- [Given records]:
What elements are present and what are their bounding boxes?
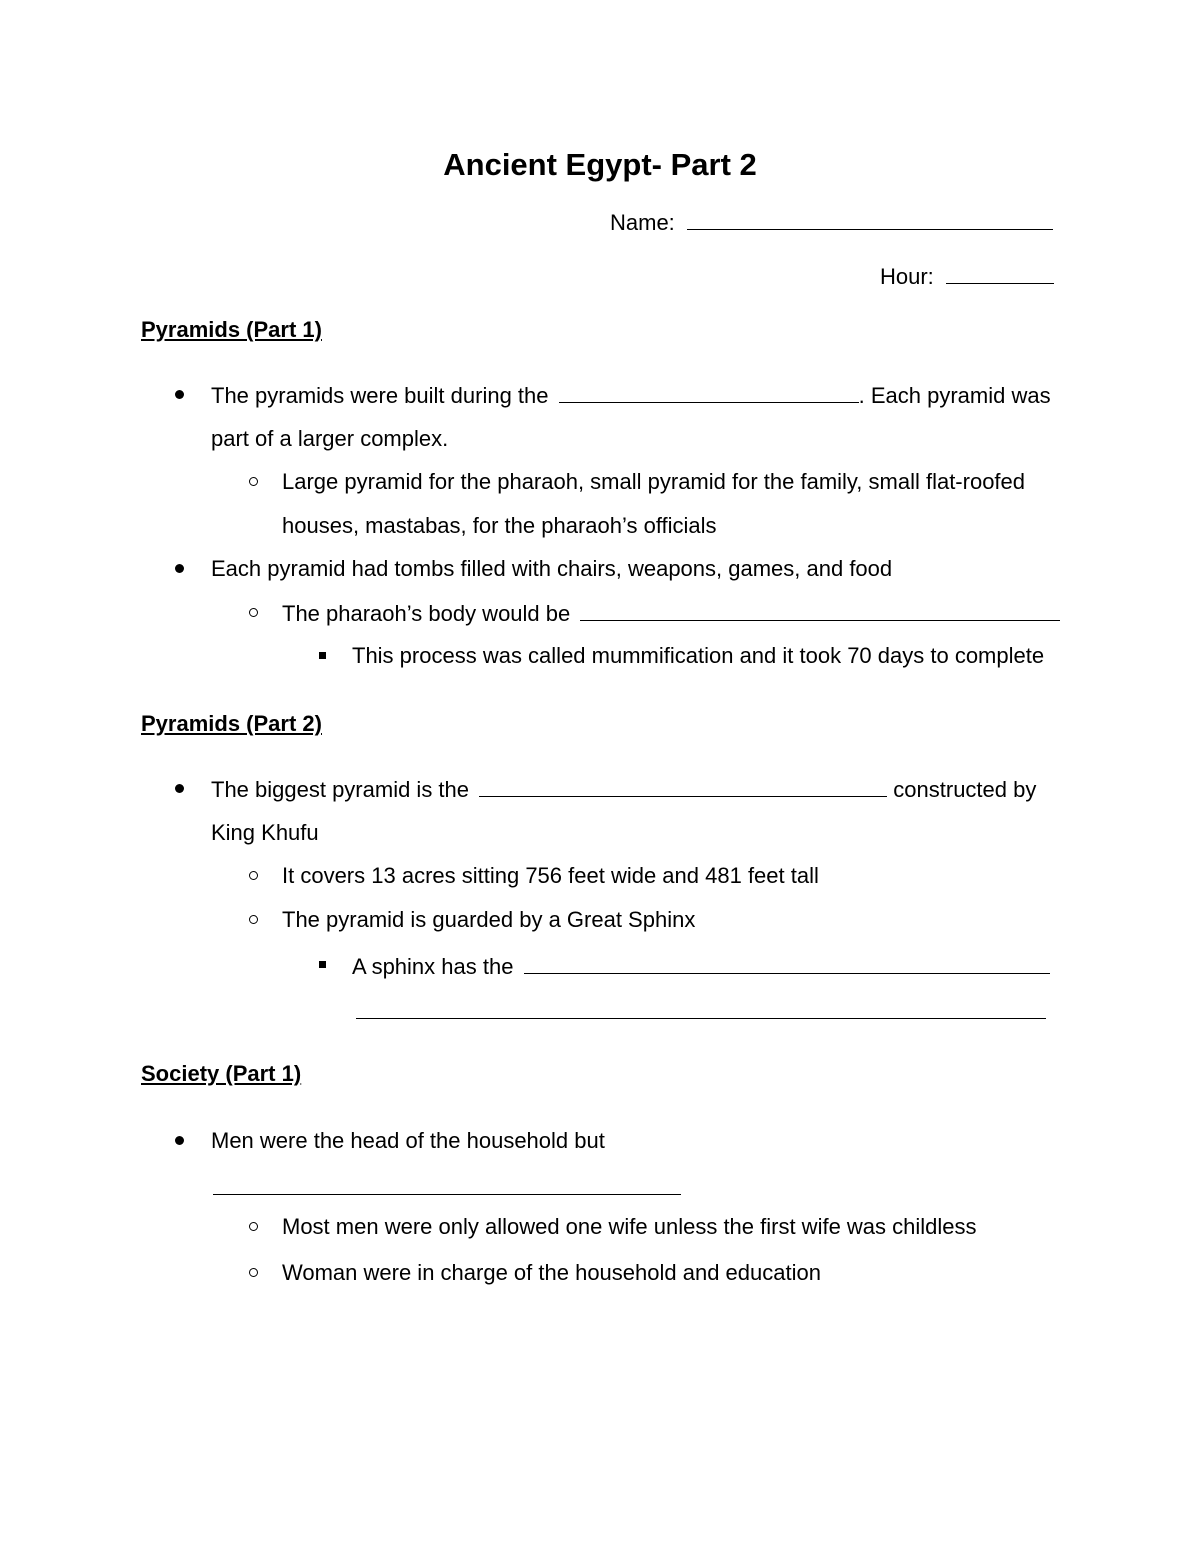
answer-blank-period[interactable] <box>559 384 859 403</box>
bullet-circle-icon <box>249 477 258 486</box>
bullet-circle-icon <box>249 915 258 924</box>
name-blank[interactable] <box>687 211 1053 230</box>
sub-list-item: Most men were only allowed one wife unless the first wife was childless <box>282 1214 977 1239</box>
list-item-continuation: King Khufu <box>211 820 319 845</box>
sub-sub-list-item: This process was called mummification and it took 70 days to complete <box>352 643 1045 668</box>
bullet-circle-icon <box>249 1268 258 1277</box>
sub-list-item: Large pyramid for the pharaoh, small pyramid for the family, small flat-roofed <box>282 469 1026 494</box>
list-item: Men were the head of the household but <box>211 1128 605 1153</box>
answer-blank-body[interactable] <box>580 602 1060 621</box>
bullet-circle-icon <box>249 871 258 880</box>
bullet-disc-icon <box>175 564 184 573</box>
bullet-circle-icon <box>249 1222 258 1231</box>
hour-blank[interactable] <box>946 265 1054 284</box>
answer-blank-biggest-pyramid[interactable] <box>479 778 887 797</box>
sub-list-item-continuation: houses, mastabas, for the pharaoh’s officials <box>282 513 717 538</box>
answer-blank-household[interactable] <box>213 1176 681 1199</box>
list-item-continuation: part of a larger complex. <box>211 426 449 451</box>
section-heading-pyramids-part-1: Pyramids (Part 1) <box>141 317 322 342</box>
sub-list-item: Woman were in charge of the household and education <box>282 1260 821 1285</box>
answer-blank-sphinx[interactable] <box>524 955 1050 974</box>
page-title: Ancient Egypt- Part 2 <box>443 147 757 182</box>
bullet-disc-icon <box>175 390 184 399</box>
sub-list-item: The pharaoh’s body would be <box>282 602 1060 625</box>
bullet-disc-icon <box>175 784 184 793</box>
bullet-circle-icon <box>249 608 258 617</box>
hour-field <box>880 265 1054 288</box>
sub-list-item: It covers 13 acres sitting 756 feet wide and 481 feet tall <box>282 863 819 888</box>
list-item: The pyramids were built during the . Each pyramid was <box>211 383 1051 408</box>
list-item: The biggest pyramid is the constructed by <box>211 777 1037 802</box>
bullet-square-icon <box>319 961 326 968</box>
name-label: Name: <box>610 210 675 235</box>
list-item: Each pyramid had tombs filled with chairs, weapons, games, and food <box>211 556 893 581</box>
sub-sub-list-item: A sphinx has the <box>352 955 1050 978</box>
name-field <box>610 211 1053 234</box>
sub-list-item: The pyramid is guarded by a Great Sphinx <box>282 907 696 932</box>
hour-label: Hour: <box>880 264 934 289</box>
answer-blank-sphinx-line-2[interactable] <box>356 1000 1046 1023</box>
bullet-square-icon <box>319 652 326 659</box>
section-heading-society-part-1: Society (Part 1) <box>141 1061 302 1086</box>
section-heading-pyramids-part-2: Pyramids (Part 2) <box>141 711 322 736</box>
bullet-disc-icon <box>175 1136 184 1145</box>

* * *

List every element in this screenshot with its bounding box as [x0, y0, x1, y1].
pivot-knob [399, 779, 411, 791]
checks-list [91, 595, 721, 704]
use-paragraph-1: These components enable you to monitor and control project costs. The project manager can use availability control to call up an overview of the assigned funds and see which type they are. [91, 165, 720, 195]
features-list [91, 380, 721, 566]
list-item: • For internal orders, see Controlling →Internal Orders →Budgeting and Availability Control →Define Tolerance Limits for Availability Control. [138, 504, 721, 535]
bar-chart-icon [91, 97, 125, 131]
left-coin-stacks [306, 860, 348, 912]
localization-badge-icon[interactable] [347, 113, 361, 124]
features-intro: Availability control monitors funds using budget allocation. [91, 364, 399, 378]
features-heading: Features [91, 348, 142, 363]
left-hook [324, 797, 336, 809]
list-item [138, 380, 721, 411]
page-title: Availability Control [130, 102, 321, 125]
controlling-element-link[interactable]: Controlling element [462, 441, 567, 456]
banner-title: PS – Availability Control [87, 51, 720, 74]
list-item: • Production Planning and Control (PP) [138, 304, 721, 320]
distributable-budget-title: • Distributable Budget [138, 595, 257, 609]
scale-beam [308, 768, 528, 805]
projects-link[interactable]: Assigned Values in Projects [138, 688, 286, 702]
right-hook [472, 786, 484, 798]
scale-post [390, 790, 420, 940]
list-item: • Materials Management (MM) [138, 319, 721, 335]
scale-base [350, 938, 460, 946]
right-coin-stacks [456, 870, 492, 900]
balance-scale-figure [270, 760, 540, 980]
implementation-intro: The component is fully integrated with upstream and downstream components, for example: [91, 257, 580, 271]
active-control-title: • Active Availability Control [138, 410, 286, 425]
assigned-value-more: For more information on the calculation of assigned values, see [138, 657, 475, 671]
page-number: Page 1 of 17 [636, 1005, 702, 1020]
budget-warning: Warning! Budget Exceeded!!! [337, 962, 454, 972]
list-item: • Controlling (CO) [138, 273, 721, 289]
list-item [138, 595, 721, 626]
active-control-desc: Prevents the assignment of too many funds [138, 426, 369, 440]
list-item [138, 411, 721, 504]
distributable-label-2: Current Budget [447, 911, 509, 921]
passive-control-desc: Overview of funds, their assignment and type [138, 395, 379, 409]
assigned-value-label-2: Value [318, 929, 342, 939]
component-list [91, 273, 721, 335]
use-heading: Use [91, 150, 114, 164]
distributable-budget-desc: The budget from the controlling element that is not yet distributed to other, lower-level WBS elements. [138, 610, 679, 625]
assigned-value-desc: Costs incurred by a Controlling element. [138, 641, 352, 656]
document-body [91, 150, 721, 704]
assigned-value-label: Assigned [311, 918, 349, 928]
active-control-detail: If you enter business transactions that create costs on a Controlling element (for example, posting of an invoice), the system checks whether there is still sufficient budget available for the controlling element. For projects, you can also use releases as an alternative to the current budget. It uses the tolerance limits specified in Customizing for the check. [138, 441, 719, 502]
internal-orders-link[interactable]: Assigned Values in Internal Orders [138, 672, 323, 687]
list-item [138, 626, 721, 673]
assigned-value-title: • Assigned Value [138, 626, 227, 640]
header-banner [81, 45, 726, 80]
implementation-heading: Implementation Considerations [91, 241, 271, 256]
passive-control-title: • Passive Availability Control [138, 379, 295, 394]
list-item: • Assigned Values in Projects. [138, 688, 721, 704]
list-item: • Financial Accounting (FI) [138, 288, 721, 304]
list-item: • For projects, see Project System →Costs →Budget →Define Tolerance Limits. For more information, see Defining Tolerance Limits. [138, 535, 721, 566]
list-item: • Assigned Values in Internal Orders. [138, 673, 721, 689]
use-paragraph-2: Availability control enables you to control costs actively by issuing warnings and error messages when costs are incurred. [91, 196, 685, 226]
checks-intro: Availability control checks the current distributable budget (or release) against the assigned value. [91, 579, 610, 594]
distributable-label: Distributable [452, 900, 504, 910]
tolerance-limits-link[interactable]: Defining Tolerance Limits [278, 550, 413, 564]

- [Exercise details]: Please retype the records starting with the line that contains "answer-blank-period[interactable] <box>559 384" and going on through the line that contains "answer-blank-biggest-pyramid[interactable] <box>479 778", both included, with every character unchanged.

- [Reply to the task]:
answer-blank-period[interactable] <box>559 384 859 403</box>
bullet-circle-icon <box>249 477 258 486</box>
bullet-circle-icon <box>249 915 258 924</box>
name-blank[interactable] <box>687 211 1053 230</box>
sub-list-item: Most men were only allowed one wife unless the first wife was childless <box>282 1214 977 1239</box>
list-item-continuation: King Khufu <box>211 820 319 845</box>
sub-sub-list-item: This process was called mummification and it took 70 days to complete <box>352 643 1045 668</box>
bullet-circle-icon <box>249 1268 258 1277</box>
sub-list-item: Large pyramid for the pharaoh, small pyramid for the family, small flat-roofed <box>282 469 1026 494</box>
list-item: Men were the head of the household but <box>211 1128 605 1153</box>
answer-blank-body[interactable] <box>580 602 1060 621</box>
bullet-circle-icon <box>249 871 258 880</box>
bullet-disc-icon <box>175 564 184 573</box>
bullet-circle-icon <box>249 1222 258 1231</box>
hour-blank[interactable] <box>946 265 1054 284</box>
answer-blank-biggest-pyramid[interactable] <box>479 778 887 797</box>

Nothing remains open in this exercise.